→ EXERCISE OBJECTIVE:
Draw out every line with the word "text" from the listing below.

→ INFORMATION SHOWN:
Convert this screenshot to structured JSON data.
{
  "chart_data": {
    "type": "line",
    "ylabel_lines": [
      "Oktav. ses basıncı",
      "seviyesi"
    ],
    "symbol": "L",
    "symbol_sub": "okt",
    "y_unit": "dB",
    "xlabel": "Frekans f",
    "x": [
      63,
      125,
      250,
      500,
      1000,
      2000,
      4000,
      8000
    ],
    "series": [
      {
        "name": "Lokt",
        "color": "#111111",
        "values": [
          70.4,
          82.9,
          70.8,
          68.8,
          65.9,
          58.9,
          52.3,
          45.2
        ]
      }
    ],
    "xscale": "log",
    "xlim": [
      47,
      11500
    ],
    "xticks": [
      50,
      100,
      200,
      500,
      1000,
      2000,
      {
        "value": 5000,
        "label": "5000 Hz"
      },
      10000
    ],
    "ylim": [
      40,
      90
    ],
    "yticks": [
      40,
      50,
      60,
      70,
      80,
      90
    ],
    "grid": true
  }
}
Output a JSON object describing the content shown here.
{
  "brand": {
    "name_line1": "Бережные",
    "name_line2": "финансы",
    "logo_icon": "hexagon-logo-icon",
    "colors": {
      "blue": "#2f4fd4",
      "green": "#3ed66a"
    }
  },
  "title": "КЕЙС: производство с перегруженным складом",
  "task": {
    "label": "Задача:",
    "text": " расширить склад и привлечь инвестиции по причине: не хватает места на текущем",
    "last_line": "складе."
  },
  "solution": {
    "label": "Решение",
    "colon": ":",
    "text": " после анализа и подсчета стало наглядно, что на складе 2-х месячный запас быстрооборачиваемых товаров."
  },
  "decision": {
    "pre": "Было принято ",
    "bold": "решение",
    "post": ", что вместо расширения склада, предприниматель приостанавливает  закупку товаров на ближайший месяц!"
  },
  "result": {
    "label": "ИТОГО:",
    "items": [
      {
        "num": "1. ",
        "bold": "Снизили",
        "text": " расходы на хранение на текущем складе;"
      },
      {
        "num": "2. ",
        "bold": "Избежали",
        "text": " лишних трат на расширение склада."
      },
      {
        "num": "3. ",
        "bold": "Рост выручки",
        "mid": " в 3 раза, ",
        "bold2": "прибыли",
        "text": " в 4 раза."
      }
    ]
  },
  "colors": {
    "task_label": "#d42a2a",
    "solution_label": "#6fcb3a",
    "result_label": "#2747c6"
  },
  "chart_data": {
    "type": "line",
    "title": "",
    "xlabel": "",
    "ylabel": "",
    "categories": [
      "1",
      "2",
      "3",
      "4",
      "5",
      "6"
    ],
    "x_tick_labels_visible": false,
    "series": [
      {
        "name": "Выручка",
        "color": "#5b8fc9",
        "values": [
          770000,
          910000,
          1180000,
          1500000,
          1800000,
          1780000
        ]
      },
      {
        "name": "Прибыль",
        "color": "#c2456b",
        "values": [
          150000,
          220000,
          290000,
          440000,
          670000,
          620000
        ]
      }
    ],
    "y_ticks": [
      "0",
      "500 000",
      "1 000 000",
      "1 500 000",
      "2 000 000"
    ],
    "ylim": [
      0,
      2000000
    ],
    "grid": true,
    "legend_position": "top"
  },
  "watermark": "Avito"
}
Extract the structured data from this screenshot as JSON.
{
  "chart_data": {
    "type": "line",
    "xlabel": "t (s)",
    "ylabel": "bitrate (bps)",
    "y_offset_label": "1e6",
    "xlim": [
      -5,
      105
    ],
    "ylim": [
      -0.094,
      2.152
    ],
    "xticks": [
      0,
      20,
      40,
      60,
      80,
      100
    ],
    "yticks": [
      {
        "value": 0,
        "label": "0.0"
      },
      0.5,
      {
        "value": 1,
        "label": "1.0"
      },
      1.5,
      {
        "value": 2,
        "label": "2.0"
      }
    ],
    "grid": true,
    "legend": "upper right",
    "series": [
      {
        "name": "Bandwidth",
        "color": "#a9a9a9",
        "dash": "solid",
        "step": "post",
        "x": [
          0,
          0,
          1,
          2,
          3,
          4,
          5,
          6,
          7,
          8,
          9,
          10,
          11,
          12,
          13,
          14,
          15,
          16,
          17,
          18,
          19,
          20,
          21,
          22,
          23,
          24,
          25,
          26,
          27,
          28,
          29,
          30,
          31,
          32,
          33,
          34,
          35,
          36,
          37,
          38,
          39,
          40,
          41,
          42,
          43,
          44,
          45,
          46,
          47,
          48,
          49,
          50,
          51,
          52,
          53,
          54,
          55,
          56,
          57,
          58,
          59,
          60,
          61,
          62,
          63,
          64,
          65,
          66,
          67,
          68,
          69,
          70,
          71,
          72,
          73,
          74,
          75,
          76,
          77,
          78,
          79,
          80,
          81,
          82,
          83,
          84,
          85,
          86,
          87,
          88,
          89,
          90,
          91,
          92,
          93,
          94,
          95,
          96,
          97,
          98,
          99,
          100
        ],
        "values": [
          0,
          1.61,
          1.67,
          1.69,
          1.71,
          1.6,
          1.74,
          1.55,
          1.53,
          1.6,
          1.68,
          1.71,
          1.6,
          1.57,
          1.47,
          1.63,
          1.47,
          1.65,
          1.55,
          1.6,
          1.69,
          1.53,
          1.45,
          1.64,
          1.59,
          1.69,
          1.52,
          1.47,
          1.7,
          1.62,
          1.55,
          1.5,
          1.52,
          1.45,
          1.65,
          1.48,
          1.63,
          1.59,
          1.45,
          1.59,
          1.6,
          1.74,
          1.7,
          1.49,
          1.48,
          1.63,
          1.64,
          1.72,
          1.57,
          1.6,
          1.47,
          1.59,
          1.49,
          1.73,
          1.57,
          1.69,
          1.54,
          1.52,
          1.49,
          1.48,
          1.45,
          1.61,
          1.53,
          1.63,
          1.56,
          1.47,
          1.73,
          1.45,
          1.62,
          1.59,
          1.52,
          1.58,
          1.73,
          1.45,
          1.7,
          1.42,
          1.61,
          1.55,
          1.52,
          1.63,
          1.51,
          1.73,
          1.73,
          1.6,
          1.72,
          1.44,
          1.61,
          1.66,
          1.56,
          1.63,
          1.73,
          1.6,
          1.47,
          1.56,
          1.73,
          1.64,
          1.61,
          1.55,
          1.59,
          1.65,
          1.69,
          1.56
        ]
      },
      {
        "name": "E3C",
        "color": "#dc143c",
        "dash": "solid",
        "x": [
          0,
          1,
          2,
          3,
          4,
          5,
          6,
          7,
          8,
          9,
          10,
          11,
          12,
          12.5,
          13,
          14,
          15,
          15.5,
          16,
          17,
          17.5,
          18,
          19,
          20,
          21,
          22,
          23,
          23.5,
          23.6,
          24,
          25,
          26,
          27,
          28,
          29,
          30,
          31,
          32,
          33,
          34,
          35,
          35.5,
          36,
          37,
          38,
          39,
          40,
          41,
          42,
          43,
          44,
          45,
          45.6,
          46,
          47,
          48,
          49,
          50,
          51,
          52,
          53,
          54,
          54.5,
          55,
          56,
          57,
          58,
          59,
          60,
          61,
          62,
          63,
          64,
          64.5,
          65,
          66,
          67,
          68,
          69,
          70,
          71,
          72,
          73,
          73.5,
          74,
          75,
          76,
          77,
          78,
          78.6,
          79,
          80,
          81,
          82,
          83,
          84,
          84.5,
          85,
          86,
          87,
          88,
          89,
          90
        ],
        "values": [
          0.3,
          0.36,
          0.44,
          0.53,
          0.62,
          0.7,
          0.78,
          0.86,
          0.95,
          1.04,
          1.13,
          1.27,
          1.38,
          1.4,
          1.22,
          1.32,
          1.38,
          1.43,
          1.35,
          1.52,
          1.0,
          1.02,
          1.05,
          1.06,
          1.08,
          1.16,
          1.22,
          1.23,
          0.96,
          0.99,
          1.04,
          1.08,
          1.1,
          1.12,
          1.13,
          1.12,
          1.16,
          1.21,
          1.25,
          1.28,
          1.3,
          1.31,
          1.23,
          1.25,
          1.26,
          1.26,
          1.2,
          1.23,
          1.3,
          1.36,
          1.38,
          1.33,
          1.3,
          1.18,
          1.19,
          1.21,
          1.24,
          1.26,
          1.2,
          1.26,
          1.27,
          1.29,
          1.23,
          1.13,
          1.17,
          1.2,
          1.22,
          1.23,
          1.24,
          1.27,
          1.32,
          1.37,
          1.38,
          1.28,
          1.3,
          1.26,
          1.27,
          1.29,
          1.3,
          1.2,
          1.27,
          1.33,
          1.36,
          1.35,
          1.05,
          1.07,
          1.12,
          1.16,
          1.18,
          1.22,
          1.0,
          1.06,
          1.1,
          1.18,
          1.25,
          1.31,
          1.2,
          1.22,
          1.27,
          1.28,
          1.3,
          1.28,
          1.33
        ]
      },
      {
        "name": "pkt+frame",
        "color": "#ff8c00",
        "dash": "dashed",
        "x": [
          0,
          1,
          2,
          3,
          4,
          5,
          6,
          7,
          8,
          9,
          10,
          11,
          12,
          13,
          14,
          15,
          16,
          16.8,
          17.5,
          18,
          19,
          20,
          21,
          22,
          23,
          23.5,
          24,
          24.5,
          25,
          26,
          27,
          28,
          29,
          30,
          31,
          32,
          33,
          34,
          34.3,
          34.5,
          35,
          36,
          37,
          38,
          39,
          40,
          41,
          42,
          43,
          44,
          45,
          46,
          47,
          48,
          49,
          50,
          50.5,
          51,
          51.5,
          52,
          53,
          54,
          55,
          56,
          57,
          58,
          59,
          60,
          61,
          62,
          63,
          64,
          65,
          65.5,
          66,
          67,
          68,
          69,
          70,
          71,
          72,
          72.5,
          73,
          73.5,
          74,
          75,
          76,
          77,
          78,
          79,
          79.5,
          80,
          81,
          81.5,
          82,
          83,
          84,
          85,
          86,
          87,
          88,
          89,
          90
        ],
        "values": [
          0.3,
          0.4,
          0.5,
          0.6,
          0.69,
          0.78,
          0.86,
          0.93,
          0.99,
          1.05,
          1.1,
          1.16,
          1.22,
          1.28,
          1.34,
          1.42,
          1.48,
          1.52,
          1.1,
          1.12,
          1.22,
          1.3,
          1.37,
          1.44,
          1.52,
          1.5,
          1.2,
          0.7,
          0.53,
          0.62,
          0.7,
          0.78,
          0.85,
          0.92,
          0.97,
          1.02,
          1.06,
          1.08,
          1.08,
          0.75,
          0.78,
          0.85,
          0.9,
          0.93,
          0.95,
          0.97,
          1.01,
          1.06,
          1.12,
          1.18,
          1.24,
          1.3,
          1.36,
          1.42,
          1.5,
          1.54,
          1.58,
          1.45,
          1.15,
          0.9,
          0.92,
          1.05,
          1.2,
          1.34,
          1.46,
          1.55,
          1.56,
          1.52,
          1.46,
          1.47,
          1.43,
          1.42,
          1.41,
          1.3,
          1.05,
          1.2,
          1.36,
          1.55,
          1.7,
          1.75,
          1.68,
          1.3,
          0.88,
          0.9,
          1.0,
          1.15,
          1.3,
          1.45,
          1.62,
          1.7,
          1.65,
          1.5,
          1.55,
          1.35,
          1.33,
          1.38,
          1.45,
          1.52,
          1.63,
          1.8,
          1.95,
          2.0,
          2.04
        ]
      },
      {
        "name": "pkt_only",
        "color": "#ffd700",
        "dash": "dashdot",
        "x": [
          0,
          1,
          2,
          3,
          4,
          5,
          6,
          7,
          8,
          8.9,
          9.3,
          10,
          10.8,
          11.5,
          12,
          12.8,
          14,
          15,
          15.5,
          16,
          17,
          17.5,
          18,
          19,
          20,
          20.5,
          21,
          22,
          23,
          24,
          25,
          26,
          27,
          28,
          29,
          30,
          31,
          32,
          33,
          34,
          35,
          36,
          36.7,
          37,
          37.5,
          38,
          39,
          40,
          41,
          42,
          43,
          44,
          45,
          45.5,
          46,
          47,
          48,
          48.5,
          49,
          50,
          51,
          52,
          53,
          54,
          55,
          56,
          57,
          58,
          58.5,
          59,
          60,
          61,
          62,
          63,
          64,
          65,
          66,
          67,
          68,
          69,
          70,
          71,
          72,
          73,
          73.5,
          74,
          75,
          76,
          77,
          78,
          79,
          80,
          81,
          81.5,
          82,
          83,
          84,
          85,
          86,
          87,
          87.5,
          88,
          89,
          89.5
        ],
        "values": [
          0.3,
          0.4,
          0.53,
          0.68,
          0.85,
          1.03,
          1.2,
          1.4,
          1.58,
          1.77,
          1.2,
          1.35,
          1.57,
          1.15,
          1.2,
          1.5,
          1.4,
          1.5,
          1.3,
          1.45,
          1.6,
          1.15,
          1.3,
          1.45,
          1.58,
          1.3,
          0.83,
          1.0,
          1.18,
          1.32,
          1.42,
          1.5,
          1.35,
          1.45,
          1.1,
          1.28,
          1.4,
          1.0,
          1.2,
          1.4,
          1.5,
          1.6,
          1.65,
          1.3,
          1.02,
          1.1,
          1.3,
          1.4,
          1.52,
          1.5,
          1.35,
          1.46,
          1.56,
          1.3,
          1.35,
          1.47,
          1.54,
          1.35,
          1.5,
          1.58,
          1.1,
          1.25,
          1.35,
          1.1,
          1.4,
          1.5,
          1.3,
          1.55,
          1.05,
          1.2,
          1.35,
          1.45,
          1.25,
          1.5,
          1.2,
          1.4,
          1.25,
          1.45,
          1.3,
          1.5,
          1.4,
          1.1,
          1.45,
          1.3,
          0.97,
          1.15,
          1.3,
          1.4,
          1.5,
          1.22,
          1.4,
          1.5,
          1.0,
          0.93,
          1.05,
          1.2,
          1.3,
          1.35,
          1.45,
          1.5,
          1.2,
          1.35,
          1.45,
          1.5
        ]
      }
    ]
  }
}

→ RESPONSE TO THE TASK:
    "text": " расширить склад и привлечь инвестиции по причине: не хватает места на текущем",
    "text": " после анализа и подсчета стало наглядно, что на складе 2-х месячный запас быстрооборачиваемых товаров."
        "text": " расходы на хранение на текущем складе;"
        "text": " лишних трат на расширение склада."
        "text": " в 4 раза."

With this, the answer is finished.